» **EXERCISE AIM**:
Extract all of the data and reproduce it precisely.

» **EXERCISE DATA**:
# # # # # # #

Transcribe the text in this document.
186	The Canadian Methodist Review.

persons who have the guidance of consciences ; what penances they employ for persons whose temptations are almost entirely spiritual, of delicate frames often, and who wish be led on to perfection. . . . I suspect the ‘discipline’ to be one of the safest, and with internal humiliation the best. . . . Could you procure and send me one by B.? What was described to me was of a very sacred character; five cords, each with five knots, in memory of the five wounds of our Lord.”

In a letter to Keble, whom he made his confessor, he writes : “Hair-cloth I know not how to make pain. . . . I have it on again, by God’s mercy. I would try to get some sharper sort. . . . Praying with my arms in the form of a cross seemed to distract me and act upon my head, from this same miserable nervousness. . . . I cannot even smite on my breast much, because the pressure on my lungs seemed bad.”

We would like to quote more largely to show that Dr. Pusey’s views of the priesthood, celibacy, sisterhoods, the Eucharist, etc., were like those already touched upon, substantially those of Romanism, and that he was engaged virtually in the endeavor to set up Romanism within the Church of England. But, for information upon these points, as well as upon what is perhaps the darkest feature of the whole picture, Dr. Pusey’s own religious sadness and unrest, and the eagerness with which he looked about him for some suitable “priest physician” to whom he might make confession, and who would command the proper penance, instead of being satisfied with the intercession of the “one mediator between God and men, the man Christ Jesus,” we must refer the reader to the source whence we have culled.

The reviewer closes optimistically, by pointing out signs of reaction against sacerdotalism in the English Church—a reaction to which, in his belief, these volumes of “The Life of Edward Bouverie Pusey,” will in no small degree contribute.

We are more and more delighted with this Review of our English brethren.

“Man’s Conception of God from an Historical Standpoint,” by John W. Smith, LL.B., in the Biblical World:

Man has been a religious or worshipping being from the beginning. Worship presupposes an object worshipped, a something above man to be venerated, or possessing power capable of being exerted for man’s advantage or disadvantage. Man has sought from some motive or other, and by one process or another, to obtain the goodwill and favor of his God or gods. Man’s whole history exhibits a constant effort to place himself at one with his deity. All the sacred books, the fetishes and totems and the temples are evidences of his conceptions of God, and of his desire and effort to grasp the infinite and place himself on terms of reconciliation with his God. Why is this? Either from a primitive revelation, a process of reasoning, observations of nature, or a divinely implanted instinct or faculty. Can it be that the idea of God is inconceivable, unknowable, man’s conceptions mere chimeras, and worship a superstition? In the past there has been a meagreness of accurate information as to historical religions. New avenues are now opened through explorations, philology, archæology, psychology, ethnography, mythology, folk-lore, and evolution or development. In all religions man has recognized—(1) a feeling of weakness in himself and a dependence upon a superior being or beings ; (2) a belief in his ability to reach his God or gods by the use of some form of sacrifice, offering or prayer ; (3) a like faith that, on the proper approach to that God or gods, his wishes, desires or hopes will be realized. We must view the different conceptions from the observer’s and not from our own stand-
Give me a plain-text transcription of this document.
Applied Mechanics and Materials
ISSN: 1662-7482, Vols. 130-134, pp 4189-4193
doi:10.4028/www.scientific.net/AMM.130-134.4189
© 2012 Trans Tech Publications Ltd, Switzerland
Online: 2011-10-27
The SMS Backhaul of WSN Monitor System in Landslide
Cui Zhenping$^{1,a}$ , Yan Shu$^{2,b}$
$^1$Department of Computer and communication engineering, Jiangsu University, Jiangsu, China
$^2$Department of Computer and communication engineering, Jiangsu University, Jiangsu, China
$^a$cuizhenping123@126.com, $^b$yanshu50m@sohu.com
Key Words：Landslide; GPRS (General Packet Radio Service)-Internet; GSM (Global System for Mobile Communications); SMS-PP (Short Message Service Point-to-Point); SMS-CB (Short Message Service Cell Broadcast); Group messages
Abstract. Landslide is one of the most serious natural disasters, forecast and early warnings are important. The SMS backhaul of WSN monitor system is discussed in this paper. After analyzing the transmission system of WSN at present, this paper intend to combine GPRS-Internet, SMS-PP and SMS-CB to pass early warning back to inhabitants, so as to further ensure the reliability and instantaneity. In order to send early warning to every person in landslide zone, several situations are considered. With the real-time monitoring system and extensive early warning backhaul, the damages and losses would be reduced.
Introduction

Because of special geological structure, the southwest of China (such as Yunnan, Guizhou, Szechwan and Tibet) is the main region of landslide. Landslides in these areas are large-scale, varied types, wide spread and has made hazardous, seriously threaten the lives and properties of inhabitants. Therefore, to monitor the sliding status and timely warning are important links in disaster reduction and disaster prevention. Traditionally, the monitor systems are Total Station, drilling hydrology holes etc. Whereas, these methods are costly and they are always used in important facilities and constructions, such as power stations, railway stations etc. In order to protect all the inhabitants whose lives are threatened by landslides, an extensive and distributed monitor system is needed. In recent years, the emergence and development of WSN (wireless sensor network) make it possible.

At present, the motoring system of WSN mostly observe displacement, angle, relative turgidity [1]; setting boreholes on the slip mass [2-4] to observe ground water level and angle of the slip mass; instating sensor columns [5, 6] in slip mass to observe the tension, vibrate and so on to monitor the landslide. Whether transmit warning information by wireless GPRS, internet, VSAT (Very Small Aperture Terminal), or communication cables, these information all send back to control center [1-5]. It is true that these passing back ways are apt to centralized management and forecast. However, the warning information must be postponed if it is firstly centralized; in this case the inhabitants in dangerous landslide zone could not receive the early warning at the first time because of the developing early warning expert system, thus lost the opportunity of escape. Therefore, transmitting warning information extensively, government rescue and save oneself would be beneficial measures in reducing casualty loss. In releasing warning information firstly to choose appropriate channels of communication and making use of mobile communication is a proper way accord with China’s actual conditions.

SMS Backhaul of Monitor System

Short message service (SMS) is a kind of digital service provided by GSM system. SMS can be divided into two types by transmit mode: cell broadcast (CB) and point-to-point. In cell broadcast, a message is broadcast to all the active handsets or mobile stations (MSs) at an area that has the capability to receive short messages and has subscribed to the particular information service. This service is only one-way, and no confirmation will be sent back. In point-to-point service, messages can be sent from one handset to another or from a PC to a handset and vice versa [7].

# # # # # # #

» **TASK RESPONSE**:
Transcribe the text in this document.
186	The Canadian Methodist Review.

persons who have the guidance of consciences ; what penances they employ for persons whose temptations are almost entirely spiritual, of delicate frames often, and who wish be led on to perfection. . . . I suspect the ‘discipline’ to be one of the safest, and with internal humiliation the best. . . . Could you procure and send me one by B.? What was described to me was of a very sacred character; five cords, each with five knots, in memory of the five wounds of our Lord.”

In a letter to Keble, whom he made his confessor, he writes : “Hair-cloth I know not how to make pain. . . . I have it on again, by God’s mercy. I would try to get some sharper sort. . . . Praying with my arms in the form of a cross seemed to distract me and act upon my head, from this same miserable nervousness. . . . I cannot even smite on my breast much, because the pressure on my lungs seemed bad.”

We would like to quote more largely to show that Dr. Pusey’s views of the priesthood, celibacy, sisterhoods, the Eucharist, etc., were like those already touched upon, substantially those of Romanism, and that he was engaged virtually in the endeavor to set up Romanism within the Church of England. But, for information upon these points, as well as upon what is perhaps the darkest feature of the whole picture, Dr. Pusey’s own religious sadness and unrest, and the eagerness with which he looked about him for some suitable “priest physician” to whom he might make confession, and who would command the proper penance, instead of being satisfied with the intercession of the “one mediator between God and men, the man Christ Jesus,” we must refer the reader to the source whence we have culled.

The reviewer closes optimistically, by pointing out signs of reaction against sacerdotalism in the English Church—a reaction to which, in his belief, these volumes of “The Life of Edward Bouverie Pusey,” will in no small degree contribute.

We are more and more delighted with this Review of our English brethren.

“Man’s Conception of God from an Historical Standpoint,” by John W. Smith, LL.B., in the Biblical World:

Man has been a religious or worshipping being from the beginning. Worship presupposes an object worshipped, a something above man to be venerated, or possessing power capable of being exerted for man’s advantage or disadvantage. Man has sought from some motive or other, and by one process or another, to obtain the goodwill and favor of his God or gods. Man’s whole history exhibits a constant effort to place himself at one with his deity. All the sacred books, the fetishes and totems and the temples are evidences of his conceptions of God, and of his desire and effort to grasp the infinite and place himself on terms of reconciliation with his God. Why is this? Either from a primitive revelation, a process of reasoning, observations of nature, or a divinely implanted instinct or faculty. Can it be that the idea of God is inconceivable, unknowable, man’s conceptions mere chimeras, and worship a superstition? In the past there has been a meagreness of accurate information as to historical religions. New avenues are now opened through explorations, philology, archæology, psychology, ethnography, mythology, folk-lore, and evolution or development. In all religions man has recognized—(1) a feeling of weakness in himself and a dependence upon a superior being or beings ; (2) a belief in his ability to reach his God or gods by the use of some form of sacrifice, offering or prayer ; (3) a like faith that, on the proper approach to that God or gods, his wishes, desires or hopes will be realized. We must view the different conceptions from the observer’s and not from our own stand-
Give me a plain-text transcription of this document.
Applied Mechanics and Materials
ISSN: 1662-7482, Vols. 130-134, pp 4189-4193
doi:10.4028/www.scientific.net/AMM.130-134.4189
© 2012 Trans Tech Publications Ltd, Switzerland
Online: 2011-10-27
The SMS Backhaul of WSN Monitor System in Landslide
Cui Zhenping$^{1,a}$ , Yan Shu$^{2,b}$
$^1$Department of Computer and communication engineering, Jiangsu University, Jiangsu, China
$^2$Department of Computer and communication engineering, Jiangsu University, Jiangsu, China
$^a$cuizhenping123@126.com, $^b$yanshu50m@sohu.com
Key Words：Landslide; GPRS (General Packet Radio Service)-Internet; GSM (Global System for Mobile Communications); SMS-PP (Short Message Service Point-to-Point); SMS-CB (Short Message Service Cell Broadcast); Group messages
Abstract. Landslide is one of the most serious natural disasters, forecast and early warnings are important. The SMS backhaul of WSN monitor system is discussed in this paper. After analyzing the transmission system of WSN at present, this paper intend to combine GPRS-Internet, SMS-PP and SMS-CB to pass early warning back to inhabitants, so as to further ensure the reliability and instantaneity. In order to send early warning to every person in landslide zone, several situations are considered. With the real-time monitoring system and extensive early warning backhaul, the damages and losses would be reduced.
Introduction

Because of special geological structure, the southwest of China (such as Yunnan, Guizhou, Szechwan and Tibet) is the main region of landslide. Landslides in these areas are large-scale, varied types, wide spread and has made hazardous, seriously threaten the lives and properties of inhabitants. Therefore, to monitor the sliding status and timely warning are important links in disaster reduction and disaster prevention. Traditionally, the monitor systems are Total Station, drilling hydrology holes etc. Whereas, these methods are costly and they are always used in important facilities and constructions, such as power stations, railway stations etc. In order to protect all the inhabitants whose lives are threatened by landslides, an extensive and distributed monitor system is needed. In recent years, the emergence and development of WSN (wireless sensor network) make it possible.

At present, the motoring system of WSN mostly observe displacement, angle, relative turgidity [1]; setting boreholes on the slip mass [2-4] to observe ground water level and angle of the slip mass; instating sensor columns [5, 6] in slip mass to observe the tension, vibrate and so on to monitor the landslide. Whether transmit warning information by wireless GPRS, internet, VSAT (Very Small Aperture Terminal), or communication cables, these information all send back to control center [1-5]. It is true that these passing back ways are apt to centralized management and forecast. However, the warning information must be postponed if it is firstly centralized; in this case the inhabitants in dangerous landslide zone could not receive the early warning at the first time because of the developing early warning expert system, thus lost the opportunity of escape. Therefore, transmitting warning information extensively, government rescue and save oneself would be beneficial measures in reducing casualty loss. In releasing warning information firstly to choose appropriate channels of communication and making use of mobile communication is a proper way accord with China’s actual conditions.

SMS Backhaul of Monitor System

Short message service (SMS) is a kind of digital service provided by GSM system. SMS can be divided into two types by transmit mode: cell broadcast (CB) and point-to-point. In cell broadcast, a message is broadcast to all the active handsets or mobile stations (MSs) at an area that has the capability to receive short messages and has subscribed to the particular information service. This service is only one-way, and no confirmation will be sent back. In point-to-point service, messages can be sent from one handset to another or from a PC to a handset and vice versa [7].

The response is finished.